- Material

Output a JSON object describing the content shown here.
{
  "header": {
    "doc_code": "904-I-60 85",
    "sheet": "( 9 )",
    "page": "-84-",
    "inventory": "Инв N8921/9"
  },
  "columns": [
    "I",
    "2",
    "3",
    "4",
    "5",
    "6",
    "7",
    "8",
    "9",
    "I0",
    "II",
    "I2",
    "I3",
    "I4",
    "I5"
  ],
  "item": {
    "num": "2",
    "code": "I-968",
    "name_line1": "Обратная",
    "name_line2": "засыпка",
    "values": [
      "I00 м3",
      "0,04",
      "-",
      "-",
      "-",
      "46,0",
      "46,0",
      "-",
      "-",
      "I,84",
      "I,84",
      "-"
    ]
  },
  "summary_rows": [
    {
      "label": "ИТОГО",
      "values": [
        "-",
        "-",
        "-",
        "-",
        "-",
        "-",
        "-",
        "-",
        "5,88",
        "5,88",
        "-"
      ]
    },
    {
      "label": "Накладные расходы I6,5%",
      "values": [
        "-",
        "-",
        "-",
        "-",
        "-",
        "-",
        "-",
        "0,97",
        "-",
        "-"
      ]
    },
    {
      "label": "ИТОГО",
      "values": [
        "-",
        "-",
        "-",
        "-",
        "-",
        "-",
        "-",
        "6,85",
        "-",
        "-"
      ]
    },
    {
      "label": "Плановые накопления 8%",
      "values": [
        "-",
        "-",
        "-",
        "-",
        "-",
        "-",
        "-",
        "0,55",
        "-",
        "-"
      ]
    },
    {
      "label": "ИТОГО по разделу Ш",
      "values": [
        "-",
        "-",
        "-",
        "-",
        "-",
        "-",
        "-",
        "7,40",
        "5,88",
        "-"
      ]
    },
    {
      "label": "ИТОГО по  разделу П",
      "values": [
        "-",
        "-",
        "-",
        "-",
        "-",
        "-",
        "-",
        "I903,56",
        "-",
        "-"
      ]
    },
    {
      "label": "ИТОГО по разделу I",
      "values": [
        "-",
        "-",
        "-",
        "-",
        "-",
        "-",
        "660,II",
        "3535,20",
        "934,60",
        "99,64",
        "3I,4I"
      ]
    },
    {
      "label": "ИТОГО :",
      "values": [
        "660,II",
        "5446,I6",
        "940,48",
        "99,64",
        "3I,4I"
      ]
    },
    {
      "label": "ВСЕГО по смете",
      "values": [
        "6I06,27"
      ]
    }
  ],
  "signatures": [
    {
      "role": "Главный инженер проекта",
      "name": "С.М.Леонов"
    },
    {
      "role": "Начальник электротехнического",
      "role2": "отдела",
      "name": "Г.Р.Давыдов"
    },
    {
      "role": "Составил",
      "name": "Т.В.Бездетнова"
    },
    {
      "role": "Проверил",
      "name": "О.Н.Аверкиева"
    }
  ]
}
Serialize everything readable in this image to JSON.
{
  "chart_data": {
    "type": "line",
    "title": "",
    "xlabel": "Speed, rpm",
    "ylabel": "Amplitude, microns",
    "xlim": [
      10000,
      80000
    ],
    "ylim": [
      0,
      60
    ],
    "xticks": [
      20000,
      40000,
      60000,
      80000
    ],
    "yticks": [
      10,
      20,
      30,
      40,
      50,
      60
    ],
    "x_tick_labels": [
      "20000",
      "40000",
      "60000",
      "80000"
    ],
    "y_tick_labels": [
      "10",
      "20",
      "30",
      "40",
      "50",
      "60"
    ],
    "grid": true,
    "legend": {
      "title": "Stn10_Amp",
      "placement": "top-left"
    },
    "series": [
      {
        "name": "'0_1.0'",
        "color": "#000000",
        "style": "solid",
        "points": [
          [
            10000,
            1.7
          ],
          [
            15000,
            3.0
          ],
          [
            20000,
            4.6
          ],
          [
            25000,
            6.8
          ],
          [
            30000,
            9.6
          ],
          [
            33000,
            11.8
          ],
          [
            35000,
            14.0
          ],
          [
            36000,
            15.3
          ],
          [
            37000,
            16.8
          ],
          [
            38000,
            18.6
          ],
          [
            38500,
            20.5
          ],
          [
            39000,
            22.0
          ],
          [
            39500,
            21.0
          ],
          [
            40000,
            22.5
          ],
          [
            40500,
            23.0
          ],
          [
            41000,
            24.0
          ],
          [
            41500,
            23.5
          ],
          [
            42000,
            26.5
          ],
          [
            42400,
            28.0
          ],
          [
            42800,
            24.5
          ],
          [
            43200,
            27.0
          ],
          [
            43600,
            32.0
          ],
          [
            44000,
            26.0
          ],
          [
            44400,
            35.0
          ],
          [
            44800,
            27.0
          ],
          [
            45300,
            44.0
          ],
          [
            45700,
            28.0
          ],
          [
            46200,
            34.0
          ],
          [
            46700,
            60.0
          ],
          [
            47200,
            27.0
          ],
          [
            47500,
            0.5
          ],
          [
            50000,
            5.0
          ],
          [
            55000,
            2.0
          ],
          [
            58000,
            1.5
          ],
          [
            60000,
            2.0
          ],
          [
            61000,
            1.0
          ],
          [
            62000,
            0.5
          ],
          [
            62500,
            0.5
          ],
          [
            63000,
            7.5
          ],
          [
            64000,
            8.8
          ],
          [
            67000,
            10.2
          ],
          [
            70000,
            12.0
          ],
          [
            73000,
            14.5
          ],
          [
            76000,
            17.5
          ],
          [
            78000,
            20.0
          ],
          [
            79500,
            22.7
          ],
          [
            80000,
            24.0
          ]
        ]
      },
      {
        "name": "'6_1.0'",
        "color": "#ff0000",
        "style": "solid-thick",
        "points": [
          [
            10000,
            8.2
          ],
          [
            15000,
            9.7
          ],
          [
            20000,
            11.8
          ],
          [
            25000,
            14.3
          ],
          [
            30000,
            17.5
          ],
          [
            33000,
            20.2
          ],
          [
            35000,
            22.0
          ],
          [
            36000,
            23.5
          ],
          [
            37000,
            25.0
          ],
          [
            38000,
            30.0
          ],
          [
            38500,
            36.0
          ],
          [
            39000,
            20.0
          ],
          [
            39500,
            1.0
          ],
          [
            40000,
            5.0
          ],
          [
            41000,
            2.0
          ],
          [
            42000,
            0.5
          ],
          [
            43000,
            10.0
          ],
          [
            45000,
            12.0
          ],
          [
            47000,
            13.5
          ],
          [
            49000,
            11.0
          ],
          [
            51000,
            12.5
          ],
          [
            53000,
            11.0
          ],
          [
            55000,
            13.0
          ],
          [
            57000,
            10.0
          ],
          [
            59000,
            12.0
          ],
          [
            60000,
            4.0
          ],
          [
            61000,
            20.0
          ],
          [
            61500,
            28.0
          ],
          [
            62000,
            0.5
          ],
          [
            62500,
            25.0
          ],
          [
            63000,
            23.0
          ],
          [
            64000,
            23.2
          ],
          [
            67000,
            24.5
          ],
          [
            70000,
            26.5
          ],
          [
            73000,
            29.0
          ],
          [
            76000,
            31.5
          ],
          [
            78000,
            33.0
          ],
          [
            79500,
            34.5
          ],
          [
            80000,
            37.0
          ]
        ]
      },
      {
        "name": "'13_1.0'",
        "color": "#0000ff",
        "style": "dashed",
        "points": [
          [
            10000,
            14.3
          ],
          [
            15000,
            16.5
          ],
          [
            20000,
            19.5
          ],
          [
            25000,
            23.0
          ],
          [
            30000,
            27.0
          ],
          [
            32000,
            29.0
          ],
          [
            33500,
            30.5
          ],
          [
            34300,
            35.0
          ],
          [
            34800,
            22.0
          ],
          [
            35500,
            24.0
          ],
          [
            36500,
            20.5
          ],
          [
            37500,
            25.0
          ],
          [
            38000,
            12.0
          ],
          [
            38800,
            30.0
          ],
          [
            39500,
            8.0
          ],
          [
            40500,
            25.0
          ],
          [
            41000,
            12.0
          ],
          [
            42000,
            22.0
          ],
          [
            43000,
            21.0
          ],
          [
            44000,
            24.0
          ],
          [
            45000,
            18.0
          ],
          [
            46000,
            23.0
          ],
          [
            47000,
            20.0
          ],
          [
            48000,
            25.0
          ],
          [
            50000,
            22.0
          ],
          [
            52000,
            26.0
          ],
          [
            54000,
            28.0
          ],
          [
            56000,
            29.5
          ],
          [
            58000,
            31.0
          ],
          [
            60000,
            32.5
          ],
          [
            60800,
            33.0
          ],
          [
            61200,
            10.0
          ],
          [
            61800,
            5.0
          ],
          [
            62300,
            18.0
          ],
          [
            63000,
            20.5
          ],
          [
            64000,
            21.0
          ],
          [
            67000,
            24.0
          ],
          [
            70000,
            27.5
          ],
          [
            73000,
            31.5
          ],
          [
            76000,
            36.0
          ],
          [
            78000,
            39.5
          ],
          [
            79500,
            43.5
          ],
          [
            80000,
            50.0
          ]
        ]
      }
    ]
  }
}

- What is required
Find the lines above that include the string "ИТОГО" and copy them.

- Result for this task
      "label": "ИТОГО",
      "label": "ИТОГО",
      "label": "ИТОГО по разделу Ш",
      "label": "ИТОГО по  разделу П",
      "label": "ИТОГО по разделу I",
      "label": "ИТОГО :",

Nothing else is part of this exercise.